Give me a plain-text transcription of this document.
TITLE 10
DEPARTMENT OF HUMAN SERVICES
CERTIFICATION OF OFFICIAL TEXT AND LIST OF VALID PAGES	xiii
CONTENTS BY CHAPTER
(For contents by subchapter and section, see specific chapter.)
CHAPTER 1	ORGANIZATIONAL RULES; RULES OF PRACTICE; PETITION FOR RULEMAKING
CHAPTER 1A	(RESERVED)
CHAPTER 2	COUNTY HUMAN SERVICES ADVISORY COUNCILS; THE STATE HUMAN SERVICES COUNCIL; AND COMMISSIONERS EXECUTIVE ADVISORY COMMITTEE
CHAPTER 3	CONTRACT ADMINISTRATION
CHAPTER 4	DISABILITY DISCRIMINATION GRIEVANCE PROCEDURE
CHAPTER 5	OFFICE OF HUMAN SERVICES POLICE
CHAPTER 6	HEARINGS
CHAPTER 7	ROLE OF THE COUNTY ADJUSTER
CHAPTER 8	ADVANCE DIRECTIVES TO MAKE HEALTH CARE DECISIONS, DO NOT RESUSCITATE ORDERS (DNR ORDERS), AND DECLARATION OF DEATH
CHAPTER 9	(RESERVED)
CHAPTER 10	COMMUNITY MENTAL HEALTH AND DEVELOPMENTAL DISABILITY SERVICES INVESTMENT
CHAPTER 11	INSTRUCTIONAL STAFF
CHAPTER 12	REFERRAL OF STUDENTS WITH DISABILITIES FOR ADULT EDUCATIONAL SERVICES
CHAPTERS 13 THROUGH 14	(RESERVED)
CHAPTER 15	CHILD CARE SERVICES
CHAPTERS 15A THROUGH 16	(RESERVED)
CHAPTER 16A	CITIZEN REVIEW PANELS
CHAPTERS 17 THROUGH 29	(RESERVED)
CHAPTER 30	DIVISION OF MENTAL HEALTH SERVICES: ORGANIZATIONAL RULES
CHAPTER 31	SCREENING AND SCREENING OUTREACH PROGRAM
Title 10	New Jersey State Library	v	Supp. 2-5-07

- - -

**DIRECTIVE**
Copy all lines from the data that hold the word "HUMAN".

**OUTPUT FOR THIS TASK**
DEPARTMENT OF HUMAN SERVICES
CHAPTER 2	COUNTY HUMAN SERVICES ADVISORY COUNCILS; THE STATE HUMAN SERVICES COUNCIL; AND COMMISSIONERS EXECUTIVE ADVISORY COMMITTEE
CHAPTER 5	OFFICE OF HUMAN SERVICES POLICE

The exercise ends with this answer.